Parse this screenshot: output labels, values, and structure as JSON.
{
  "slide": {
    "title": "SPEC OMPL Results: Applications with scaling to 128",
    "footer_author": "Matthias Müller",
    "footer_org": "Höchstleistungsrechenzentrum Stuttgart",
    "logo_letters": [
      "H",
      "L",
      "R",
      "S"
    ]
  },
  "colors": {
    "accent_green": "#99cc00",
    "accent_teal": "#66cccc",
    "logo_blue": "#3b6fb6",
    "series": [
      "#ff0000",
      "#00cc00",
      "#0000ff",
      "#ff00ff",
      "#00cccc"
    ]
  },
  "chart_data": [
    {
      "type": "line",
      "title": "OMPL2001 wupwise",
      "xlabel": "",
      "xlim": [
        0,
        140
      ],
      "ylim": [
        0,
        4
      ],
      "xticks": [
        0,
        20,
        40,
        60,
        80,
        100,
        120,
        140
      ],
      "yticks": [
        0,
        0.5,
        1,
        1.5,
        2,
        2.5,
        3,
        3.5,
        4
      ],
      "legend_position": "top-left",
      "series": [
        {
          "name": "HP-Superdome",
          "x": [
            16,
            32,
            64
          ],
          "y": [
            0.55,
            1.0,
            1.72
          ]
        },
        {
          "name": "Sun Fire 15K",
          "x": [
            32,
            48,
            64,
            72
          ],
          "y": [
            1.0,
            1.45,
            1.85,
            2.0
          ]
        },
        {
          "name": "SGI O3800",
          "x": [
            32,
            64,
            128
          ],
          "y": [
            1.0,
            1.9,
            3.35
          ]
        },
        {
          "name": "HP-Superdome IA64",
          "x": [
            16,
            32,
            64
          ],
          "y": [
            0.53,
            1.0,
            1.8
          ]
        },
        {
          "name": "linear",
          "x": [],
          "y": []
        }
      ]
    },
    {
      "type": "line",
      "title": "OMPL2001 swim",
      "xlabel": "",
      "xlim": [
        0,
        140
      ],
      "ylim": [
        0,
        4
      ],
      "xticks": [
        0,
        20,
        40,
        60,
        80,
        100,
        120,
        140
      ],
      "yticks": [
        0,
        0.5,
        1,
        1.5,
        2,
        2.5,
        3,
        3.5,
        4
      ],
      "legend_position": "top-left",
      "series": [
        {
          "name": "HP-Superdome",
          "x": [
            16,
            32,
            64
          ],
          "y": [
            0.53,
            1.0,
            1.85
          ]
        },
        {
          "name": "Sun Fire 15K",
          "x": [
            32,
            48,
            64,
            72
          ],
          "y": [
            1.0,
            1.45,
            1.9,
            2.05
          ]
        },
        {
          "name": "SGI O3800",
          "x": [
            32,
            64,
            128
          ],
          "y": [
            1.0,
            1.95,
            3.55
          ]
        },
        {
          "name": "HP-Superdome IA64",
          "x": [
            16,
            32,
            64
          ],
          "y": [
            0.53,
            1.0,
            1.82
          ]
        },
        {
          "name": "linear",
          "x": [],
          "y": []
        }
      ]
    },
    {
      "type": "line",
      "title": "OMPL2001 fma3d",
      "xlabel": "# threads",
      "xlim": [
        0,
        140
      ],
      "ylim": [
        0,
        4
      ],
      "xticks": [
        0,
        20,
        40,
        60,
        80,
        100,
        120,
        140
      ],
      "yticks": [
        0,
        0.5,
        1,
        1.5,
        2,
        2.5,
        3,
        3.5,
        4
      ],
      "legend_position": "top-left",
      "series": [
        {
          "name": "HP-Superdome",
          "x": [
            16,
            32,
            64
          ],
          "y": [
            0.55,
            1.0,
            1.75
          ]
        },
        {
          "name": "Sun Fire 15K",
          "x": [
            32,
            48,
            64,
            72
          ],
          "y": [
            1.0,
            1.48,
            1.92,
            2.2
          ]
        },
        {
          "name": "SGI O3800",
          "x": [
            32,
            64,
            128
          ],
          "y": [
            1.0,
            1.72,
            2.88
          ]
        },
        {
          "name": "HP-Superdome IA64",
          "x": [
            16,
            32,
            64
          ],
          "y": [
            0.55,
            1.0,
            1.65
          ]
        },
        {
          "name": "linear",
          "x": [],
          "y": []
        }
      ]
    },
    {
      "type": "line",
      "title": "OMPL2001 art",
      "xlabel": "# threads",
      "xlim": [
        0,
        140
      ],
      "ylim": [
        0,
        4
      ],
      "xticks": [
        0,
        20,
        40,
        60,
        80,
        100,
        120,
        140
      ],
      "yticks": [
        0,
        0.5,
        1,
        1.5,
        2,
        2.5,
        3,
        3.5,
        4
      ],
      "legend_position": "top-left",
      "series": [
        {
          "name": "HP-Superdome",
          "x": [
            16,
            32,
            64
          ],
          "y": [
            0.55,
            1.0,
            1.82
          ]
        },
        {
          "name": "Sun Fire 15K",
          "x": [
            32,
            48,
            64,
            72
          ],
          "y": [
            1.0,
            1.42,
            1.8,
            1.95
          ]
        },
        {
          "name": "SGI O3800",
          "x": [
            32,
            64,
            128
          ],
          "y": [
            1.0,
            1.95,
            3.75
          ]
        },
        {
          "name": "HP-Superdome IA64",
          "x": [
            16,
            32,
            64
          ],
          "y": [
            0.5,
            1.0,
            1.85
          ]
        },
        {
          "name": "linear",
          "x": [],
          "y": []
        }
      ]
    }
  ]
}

——

* EXERCISE DESCRIPTION:
Ascertain the number of lines in the entries that include the word "title", and report only that number.

* RIGHT ANSWER:
5